Objective
In the account below of leaving the Air Force, how long had the writer's lights and water been turned off?

Source extract
==================================================

I served 6 years in the military (Air Force). I joined right out of high school to escape the small town I grew up in. Im from Michigan originally and I am very much a country boy. I retained my roots which include how I feel a woman should be treated.
In 2009 I separated from the AF and soon found myself in dire straights. The economy was crap, I couldn't get a job at a gas station. I pumped jet fuel onto aircraft for 6 years you would think I was qualified enough... I was behind on my mortgage, my lights and water had been turned off for 3 months. My truck got repo'd and inside the truck were my boots. It could be a country song if you think about it. Anyways, I was hurting. But I loved that point in my life for some reason, it was just simple. Sitting on the front porch while it rained outside, drinking a cheap bottle of wine. I would play my guitar while it rained and my dog would be right there with me. I loved it.

==================================================

Data section
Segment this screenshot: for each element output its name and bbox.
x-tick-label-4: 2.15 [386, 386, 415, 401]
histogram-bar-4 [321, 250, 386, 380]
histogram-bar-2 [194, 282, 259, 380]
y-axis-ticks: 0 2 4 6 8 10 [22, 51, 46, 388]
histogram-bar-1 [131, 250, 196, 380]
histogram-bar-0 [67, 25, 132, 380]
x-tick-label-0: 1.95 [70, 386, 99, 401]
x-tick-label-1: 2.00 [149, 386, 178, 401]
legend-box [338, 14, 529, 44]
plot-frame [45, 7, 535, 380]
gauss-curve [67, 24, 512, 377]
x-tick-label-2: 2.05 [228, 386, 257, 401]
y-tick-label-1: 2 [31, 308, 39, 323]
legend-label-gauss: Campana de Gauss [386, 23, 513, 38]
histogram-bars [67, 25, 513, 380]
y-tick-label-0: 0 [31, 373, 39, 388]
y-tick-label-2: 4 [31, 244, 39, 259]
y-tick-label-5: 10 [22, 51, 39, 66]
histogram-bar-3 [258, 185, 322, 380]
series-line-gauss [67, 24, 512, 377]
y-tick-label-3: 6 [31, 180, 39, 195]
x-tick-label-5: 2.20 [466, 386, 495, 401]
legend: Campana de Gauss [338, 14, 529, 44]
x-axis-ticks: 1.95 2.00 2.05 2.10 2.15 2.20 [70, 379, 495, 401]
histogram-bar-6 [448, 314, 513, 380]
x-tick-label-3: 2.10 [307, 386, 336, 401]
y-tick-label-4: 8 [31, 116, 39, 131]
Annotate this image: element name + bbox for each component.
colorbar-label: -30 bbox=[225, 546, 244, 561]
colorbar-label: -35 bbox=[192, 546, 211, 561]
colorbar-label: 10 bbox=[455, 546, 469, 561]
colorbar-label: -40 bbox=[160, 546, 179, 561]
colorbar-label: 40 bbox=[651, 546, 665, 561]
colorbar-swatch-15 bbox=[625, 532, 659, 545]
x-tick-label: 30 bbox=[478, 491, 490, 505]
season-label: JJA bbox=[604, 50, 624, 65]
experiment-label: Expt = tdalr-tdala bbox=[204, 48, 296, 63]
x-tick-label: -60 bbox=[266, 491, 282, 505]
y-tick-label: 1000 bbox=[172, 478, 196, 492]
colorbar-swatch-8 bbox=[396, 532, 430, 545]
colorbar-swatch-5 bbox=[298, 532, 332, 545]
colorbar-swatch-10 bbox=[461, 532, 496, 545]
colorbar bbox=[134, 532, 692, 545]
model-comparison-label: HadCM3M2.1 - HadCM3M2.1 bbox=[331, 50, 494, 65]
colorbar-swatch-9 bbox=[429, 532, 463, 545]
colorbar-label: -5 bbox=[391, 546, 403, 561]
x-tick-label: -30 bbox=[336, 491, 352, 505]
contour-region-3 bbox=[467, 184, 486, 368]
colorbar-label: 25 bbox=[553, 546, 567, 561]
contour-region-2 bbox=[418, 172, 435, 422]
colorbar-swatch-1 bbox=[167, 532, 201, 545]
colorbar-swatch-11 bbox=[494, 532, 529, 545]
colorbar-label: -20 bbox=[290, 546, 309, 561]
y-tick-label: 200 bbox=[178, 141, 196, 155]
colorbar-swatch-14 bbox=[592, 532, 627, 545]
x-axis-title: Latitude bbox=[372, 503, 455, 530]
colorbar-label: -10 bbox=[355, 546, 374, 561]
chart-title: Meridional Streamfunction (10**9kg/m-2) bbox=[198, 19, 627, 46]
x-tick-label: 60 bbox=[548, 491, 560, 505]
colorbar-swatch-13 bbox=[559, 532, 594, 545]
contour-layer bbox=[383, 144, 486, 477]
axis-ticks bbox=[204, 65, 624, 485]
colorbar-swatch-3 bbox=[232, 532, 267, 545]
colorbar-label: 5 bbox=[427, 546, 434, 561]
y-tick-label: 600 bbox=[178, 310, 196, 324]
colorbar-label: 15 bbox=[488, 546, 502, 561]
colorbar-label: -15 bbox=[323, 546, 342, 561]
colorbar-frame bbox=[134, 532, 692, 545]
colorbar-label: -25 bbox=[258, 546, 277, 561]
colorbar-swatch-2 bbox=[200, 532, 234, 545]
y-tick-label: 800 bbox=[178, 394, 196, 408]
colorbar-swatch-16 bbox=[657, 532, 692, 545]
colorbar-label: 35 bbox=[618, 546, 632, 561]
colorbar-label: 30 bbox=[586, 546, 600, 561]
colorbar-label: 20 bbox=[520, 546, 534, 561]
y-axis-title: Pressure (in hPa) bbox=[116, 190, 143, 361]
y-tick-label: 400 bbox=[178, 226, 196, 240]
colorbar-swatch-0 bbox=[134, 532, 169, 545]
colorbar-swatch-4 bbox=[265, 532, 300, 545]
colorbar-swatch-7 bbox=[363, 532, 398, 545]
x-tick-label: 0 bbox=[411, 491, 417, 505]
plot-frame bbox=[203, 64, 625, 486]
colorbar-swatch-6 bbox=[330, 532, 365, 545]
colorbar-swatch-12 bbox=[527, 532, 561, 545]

==================================================

Task output
Three months.